Stored data:

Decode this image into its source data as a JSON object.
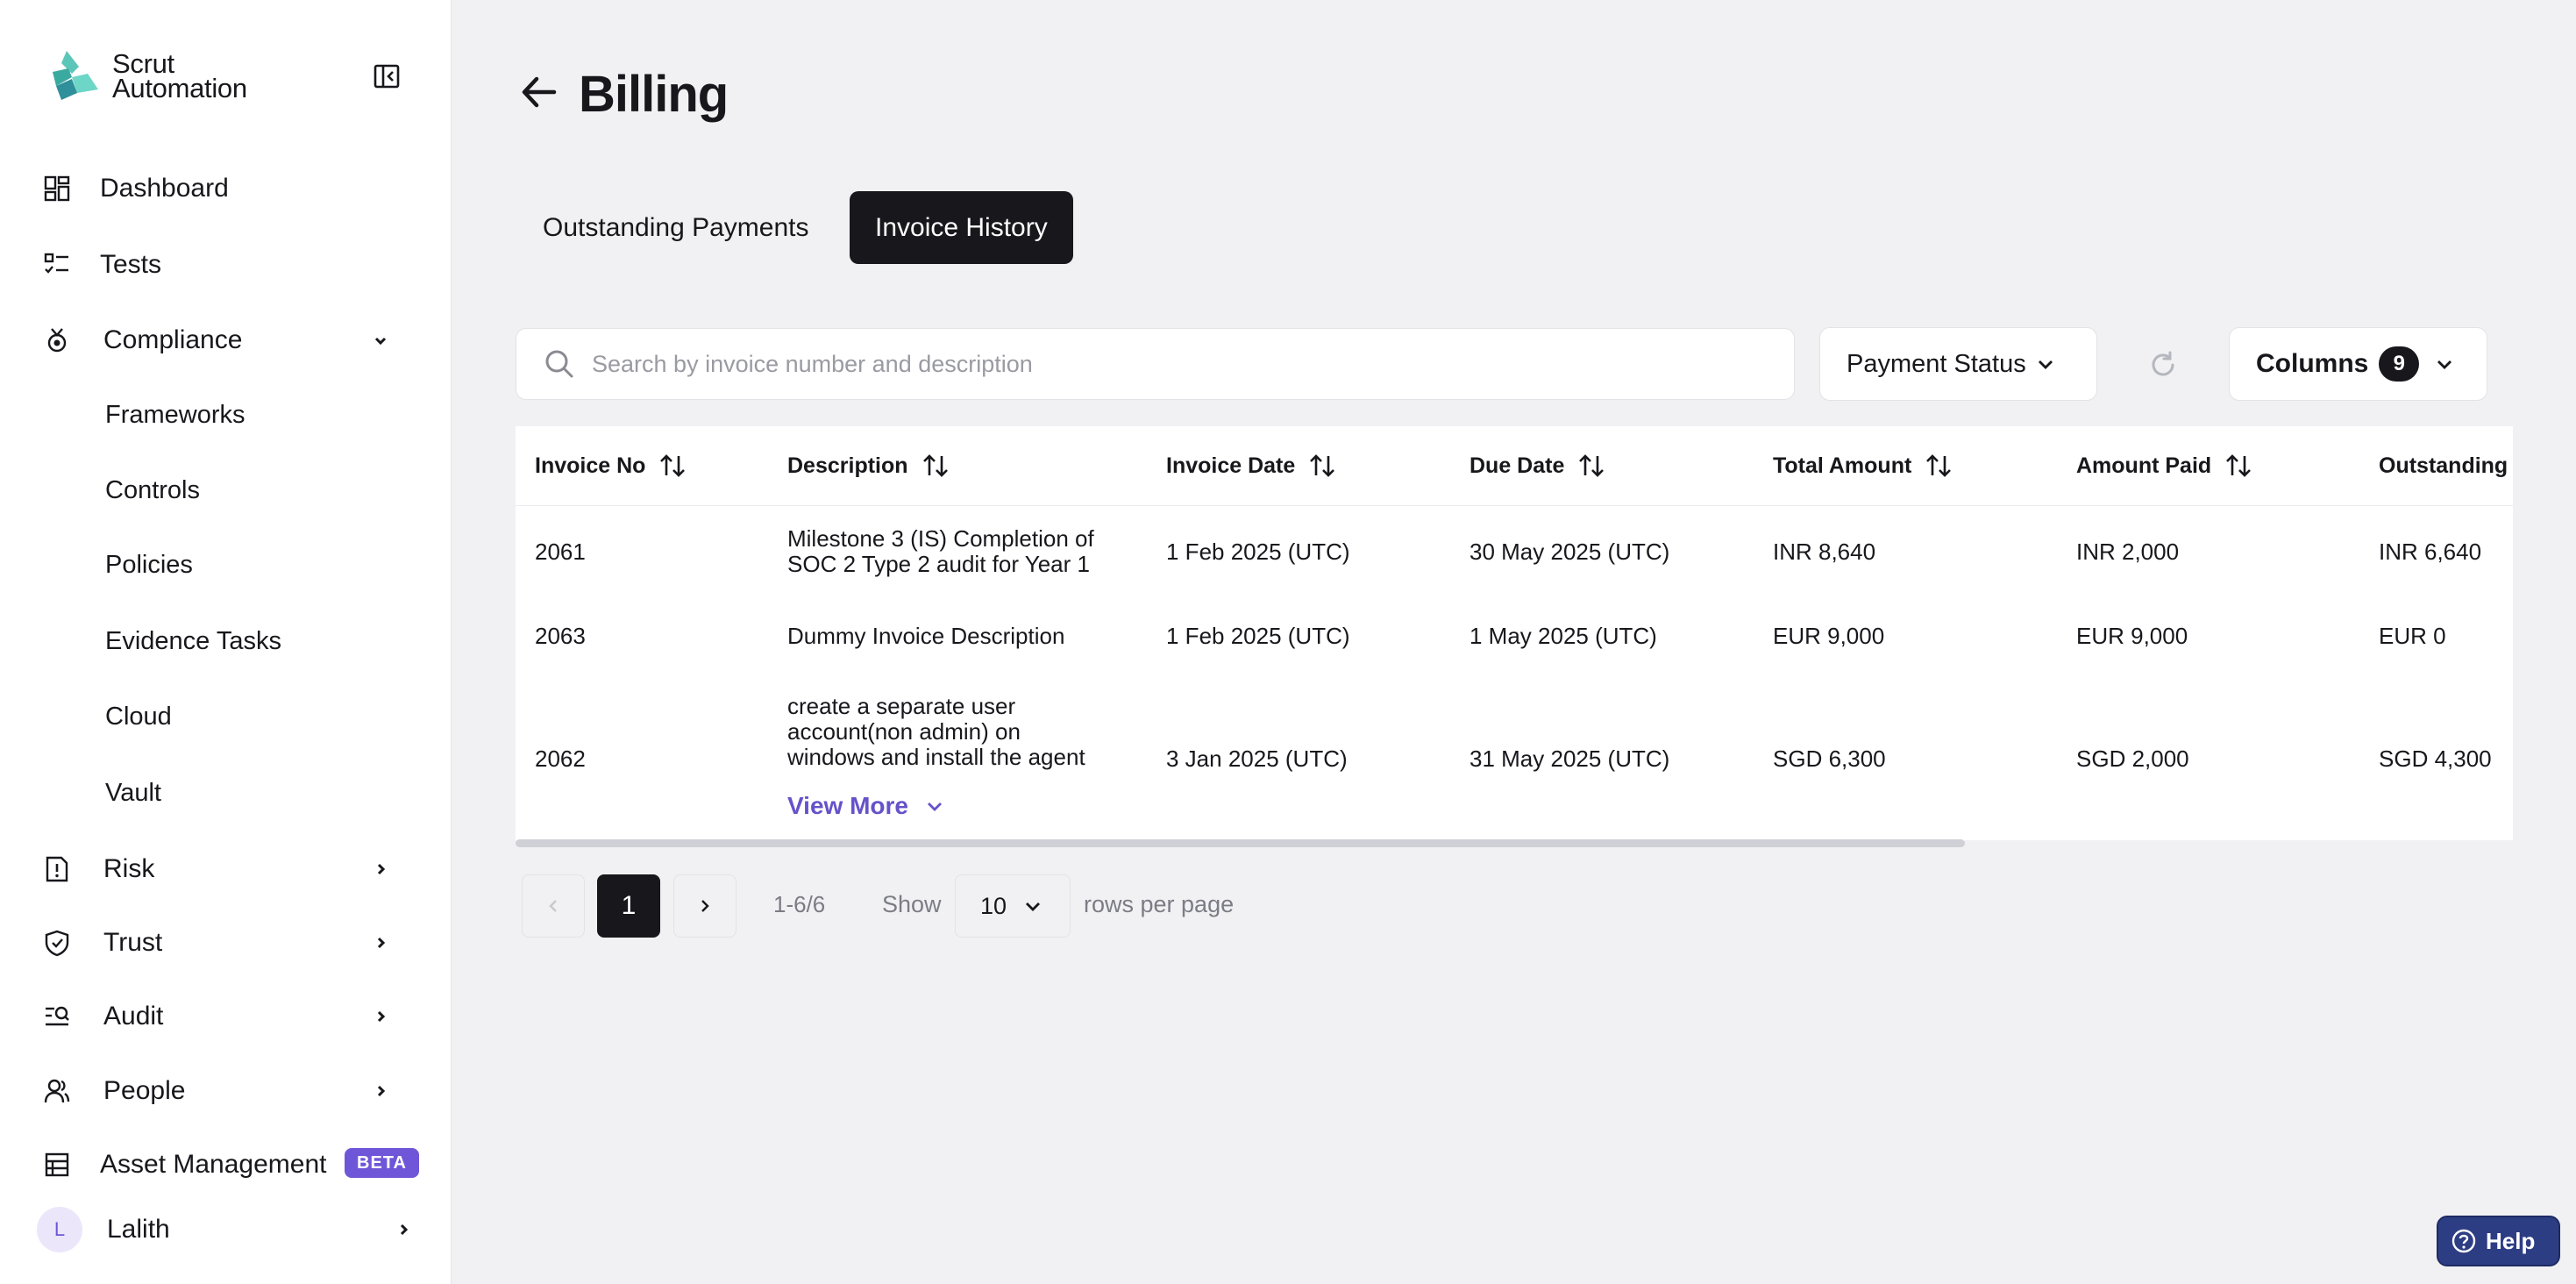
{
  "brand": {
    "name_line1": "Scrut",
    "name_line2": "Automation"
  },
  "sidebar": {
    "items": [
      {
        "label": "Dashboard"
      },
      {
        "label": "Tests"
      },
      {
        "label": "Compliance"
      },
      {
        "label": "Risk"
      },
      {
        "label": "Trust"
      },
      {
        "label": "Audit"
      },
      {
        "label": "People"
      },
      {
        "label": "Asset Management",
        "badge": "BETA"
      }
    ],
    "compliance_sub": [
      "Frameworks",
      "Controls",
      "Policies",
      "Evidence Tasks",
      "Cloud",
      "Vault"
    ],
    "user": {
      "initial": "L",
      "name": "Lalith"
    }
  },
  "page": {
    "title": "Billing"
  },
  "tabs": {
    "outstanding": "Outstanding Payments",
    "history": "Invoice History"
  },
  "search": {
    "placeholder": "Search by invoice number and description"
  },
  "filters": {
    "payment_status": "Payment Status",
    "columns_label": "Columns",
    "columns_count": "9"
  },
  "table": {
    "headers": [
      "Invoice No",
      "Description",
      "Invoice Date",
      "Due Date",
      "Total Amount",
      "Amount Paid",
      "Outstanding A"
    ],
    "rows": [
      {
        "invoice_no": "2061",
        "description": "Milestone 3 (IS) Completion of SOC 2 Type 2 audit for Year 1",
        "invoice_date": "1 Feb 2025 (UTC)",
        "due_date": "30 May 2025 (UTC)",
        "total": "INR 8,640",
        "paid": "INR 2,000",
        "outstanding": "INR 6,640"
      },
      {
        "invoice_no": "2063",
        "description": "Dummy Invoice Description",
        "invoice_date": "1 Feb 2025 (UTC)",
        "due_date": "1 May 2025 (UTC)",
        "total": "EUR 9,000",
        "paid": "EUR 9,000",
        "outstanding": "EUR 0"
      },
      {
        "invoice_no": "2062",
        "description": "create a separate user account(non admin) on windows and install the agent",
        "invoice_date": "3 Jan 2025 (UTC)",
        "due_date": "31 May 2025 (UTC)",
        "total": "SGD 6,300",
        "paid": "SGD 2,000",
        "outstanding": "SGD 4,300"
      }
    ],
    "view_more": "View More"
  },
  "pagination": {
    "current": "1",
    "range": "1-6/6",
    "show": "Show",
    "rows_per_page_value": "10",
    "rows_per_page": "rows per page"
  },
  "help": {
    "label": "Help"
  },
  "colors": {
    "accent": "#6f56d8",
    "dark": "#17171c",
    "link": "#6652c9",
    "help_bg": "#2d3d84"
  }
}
---
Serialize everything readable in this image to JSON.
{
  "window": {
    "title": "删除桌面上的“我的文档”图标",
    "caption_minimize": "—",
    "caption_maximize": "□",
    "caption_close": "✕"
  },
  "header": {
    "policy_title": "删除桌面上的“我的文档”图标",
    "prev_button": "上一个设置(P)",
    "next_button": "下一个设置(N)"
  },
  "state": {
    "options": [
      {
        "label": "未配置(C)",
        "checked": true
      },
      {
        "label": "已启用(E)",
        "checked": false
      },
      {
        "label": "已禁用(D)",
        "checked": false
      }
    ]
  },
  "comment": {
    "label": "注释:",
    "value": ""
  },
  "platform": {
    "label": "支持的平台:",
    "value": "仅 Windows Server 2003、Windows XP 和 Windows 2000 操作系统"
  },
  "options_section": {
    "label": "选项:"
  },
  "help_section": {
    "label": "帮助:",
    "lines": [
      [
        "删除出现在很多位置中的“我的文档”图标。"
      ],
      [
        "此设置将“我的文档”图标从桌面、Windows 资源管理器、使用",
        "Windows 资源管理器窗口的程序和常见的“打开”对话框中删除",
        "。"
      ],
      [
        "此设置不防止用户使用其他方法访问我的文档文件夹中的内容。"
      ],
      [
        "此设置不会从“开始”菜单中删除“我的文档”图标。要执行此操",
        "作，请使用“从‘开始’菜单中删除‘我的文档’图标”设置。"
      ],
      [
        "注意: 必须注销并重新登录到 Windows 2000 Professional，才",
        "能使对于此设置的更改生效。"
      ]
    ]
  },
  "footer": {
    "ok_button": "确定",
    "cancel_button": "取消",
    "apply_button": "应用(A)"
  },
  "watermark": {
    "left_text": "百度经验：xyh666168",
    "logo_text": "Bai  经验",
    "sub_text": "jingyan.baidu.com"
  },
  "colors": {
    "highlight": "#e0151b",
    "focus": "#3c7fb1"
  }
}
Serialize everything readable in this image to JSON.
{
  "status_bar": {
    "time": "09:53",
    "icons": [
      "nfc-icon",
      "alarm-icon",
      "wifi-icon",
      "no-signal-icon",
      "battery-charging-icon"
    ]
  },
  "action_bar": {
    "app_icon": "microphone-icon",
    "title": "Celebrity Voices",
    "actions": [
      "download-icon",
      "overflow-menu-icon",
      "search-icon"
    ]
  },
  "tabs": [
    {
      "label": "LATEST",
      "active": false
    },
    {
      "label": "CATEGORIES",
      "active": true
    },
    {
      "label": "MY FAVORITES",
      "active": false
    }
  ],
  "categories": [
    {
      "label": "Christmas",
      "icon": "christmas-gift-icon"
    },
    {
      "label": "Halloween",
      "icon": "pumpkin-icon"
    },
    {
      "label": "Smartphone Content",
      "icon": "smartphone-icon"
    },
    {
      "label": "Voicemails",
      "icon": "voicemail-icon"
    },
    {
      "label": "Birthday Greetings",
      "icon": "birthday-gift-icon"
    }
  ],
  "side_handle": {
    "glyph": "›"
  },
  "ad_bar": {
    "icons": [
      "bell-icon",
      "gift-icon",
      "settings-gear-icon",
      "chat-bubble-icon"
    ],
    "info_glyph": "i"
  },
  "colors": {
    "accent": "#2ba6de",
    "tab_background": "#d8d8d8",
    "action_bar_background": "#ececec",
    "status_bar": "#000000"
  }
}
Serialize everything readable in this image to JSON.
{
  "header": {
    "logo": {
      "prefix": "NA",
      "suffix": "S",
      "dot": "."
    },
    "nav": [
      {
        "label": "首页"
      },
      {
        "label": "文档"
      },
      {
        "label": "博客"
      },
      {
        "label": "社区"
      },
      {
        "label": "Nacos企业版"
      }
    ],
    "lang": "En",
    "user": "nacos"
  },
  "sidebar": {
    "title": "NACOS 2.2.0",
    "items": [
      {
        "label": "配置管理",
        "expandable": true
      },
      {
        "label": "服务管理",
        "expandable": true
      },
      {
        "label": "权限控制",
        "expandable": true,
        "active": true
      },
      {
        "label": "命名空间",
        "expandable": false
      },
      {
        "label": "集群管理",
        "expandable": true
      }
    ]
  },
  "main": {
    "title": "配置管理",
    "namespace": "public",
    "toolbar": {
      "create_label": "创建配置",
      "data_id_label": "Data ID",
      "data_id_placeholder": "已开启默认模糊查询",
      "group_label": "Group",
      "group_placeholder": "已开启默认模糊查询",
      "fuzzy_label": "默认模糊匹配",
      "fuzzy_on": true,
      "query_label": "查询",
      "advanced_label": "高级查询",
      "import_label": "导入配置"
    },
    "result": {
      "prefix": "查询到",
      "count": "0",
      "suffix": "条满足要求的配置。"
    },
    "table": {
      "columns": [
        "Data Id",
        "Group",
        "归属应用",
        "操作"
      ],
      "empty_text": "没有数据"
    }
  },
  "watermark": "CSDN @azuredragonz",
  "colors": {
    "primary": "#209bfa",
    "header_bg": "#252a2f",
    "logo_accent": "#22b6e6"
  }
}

EXERCISE BRIEF:
Gather each line from the entries above that includes the word "删除桌面上的".

RESPONSE:
    "title": "删除桌面上的“我的文档”图标",
    "policy_title": "删除桌面上的“我的文档”图标",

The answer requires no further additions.